Work to do: Filter the data below for the string "scale" and copy each matching line.

[Figure content listings]
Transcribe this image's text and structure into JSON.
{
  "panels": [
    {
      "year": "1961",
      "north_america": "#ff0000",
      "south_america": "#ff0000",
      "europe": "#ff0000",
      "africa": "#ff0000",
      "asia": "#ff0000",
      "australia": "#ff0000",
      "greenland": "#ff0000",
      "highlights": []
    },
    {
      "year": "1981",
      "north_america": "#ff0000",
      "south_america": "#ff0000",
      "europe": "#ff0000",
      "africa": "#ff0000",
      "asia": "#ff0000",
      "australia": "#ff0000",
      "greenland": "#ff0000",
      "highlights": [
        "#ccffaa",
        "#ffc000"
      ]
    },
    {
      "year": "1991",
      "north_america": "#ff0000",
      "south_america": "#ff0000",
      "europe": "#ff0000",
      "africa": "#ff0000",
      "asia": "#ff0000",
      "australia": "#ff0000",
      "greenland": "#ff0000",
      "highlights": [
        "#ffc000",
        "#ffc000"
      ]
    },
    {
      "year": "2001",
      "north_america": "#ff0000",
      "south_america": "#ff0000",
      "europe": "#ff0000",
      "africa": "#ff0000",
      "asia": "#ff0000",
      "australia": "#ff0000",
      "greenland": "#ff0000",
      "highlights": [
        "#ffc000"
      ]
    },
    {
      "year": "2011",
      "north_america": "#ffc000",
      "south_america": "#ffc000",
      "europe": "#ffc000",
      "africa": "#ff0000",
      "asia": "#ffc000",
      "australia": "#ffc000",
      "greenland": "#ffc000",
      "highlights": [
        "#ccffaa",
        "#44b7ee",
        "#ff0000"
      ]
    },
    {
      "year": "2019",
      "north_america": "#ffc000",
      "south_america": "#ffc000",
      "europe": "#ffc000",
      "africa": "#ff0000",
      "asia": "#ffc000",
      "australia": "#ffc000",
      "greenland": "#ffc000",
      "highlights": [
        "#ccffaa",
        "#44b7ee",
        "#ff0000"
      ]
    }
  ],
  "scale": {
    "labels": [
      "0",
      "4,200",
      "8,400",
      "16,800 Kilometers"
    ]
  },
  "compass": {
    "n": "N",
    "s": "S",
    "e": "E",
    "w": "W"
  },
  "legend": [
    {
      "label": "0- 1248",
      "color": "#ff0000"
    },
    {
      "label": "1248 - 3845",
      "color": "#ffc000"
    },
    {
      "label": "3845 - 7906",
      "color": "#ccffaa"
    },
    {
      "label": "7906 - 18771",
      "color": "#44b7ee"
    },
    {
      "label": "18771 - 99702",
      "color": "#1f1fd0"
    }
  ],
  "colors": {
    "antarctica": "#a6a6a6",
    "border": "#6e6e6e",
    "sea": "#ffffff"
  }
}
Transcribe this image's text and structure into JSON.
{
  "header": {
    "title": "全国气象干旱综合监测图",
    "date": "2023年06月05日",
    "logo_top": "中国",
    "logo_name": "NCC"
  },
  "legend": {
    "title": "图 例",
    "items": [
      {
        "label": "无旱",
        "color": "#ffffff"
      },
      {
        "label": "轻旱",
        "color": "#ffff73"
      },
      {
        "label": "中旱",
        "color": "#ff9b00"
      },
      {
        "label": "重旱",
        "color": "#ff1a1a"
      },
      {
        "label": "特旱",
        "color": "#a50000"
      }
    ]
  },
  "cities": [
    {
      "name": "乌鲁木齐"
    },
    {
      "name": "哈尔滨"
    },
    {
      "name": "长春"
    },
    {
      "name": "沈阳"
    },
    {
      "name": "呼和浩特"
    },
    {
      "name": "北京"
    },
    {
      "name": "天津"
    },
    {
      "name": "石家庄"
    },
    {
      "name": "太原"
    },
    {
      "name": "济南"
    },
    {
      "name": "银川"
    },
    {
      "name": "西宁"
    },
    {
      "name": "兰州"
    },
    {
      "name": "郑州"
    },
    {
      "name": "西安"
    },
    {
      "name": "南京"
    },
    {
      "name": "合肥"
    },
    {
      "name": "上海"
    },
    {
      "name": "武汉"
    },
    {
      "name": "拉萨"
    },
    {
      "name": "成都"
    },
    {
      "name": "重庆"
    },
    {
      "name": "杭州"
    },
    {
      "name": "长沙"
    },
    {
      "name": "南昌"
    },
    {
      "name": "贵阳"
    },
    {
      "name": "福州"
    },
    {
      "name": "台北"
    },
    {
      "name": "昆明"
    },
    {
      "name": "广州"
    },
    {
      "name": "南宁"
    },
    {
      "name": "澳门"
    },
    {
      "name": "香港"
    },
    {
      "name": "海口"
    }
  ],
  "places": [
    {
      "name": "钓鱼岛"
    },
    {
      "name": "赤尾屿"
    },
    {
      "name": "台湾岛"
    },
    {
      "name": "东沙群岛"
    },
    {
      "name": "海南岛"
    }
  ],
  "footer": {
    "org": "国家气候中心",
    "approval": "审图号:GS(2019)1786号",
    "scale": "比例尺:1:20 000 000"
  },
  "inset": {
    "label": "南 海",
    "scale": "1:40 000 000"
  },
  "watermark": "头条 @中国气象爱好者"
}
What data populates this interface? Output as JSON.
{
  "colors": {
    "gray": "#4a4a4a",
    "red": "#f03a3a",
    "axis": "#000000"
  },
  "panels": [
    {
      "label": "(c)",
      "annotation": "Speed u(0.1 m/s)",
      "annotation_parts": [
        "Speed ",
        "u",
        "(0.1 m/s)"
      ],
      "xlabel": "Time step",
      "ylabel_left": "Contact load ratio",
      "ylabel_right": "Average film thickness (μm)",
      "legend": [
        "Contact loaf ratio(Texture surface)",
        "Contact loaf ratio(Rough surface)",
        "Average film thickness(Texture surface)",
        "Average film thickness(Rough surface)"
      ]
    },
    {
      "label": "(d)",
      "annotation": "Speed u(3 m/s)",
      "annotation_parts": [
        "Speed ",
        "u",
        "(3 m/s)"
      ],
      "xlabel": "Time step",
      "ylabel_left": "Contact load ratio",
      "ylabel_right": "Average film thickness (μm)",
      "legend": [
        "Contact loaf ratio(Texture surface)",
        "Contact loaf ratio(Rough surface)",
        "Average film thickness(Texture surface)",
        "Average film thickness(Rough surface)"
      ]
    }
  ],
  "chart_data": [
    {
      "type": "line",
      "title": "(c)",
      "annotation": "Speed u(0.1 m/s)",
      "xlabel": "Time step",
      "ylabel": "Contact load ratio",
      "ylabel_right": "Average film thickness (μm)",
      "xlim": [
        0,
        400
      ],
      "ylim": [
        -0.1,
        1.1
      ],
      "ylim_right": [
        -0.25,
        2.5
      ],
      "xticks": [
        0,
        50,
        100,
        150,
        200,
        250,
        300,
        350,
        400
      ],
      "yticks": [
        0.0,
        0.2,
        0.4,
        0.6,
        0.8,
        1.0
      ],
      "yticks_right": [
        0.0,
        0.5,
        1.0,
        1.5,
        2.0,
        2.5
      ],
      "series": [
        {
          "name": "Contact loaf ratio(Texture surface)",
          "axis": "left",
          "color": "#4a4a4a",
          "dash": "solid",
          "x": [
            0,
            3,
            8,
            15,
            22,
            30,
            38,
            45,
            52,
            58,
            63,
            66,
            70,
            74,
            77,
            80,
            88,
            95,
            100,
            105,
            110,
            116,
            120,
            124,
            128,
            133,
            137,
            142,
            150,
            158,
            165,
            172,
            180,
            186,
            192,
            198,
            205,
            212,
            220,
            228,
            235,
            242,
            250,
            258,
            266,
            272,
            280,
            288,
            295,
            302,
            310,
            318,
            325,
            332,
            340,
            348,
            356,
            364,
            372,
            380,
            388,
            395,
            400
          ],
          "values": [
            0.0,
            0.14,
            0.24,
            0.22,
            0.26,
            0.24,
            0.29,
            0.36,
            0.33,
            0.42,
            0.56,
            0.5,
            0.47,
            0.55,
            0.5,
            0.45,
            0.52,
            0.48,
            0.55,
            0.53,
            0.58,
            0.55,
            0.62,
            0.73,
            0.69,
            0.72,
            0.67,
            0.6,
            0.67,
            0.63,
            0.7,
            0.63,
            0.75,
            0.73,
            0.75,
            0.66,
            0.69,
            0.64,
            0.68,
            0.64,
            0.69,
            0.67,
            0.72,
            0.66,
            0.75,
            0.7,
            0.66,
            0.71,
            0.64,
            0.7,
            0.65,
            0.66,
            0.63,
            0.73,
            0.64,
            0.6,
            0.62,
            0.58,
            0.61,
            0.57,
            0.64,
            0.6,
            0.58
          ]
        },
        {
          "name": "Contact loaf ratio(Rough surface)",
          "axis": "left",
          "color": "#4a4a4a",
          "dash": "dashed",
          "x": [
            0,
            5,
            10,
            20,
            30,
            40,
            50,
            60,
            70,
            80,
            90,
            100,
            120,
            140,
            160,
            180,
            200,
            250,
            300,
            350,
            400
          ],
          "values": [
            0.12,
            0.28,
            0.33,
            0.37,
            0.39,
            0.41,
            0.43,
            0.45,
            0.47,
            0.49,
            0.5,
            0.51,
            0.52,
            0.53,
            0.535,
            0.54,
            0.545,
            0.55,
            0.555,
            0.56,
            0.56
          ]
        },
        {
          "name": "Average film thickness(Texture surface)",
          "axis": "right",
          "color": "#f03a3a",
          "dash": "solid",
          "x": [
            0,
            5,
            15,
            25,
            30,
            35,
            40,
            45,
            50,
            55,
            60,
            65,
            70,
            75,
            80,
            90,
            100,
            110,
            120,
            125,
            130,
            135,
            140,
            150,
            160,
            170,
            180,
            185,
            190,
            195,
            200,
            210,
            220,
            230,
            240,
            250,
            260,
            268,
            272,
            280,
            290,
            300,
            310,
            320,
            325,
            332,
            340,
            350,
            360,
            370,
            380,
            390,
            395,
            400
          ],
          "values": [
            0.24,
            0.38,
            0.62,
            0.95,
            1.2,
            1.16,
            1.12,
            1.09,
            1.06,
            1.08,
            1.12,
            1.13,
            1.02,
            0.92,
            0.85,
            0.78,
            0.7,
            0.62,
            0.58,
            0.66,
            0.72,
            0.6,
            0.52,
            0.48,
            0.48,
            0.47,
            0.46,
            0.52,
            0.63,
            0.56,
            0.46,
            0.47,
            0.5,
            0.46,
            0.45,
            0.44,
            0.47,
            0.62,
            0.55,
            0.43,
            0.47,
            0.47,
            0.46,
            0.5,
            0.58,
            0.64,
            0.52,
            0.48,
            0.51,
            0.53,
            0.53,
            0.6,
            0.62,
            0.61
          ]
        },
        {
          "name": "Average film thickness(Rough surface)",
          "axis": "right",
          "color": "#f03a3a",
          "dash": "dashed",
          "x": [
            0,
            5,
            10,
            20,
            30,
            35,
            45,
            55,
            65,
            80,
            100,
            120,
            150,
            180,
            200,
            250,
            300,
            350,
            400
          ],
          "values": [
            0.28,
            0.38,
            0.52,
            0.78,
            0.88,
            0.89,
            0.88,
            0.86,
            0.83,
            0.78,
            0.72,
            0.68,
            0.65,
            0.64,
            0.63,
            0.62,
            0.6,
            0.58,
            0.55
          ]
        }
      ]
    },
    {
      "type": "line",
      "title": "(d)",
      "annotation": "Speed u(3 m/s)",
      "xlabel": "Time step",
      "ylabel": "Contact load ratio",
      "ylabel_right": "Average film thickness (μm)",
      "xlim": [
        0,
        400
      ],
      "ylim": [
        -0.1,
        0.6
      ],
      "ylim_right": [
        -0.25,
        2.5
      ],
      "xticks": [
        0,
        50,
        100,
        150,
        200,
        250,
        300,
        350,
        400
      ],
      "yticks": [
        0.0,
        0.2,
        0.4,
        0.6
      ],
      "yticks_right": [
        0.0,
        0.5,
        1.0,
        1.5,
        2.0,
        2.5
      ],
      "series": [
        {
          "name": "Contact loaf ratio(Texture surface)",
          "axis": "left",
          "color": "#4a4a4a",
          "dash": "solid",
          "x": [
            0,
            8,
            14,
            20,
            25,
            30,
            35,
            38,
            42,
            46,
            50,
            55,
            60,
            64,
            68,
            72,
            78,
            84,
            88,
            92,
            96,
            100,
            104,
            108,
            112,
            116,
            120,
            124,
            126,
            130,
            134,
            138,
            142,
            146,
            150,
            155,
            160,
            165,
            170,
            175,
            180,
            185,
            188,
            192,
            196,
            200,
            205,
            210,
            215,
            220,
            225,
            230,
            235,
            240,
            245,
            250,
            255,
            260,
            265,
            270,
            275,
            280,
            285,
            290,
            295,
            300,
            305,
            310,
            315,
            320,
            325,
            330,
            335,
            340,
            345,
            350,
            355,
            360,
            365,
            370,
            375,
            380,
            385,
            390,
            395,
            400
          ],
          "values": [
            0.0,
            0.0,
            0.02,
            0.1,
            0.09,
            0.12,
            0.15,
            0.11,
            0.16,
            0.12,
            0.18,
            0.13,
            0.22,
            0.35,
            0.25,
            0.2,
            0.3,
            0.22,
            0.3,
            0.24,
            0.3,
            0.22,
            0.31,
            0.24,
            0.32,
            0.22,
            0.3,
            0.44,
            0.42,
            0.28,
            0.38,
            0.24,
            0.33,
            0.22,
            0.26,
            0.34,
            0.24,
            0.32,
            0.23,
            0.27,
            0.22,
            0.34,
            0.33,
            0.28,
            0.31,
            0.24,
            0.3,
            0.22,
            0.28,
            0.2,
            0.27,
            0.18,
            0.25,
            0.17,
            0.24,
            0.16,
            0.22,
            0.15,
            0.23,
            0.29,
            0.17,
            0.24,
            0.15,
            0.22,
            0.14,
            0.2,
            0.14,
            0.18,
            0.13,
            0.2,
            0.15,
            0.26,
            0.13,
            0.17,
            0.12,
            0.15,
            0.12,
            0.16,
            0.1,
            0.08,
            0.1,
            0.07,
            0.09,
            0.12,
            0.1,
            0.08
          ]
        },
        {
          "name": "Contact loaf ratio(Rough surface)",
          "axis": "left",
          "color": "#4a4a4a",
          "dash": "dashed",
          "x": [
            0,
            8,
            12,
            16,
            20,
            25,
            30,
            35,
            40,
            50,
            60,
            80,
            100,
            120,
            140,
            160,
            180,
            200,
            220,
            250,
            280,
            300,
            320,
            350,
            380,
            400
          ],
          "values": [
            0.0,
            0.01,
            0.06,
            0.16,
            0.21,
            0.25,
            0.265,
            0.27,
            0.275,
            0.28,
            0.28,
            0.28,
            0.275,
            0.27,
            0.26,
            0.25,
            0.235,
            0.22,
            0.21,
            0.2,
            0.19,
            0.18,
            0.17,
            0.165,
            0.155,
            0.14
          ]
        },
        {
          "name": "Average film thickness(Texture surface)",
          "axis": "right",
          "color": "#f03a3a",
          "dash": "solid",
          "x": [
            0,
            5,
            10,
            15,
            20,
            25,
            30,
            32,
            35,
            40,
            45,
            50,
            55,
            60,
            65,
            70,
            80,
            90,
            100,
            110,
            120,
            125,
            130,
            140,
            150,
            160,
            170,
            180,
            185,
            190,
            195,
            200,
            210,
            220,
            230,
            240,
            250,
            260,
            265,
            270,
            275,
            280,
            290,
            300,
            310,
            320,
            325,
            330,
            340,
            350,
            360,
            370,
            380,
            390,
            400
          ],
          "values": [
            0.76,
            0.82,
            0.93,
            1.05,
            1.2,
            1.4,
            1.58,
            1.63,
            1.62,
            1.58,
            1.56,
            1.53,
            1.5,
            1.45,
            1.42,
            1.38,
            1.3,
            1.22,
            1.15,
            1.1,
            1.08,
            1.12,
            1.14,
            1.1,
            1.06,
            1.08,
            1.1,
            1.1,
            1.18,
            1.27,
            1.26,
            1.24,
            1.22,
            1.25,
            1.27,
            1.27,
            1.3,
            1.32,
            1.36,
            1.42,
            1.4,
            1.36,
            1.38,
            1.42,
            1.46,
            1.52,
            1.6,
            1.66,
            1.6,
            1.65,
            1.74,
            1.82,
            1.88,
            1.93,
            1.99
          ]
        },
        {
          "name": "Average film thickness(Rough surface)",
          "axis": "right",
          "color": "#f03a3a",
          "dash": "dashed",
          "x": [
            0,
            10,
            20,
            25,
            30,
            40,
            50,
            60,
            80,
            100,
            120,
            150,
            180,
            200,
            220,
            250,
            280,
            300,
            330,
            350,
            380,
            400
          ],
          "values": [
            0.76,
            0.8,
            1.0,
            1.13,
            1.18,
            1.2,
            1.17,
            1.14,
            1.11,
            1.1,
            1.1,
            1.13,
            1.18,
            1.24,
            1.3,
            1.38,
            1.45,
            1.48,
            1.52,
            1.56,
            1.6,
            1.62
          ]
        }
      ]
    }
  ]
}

Solution for this task:
  "scale": {
    "scale": "比例尺:1:20 000 000"
    "scale": "1:40 000 000"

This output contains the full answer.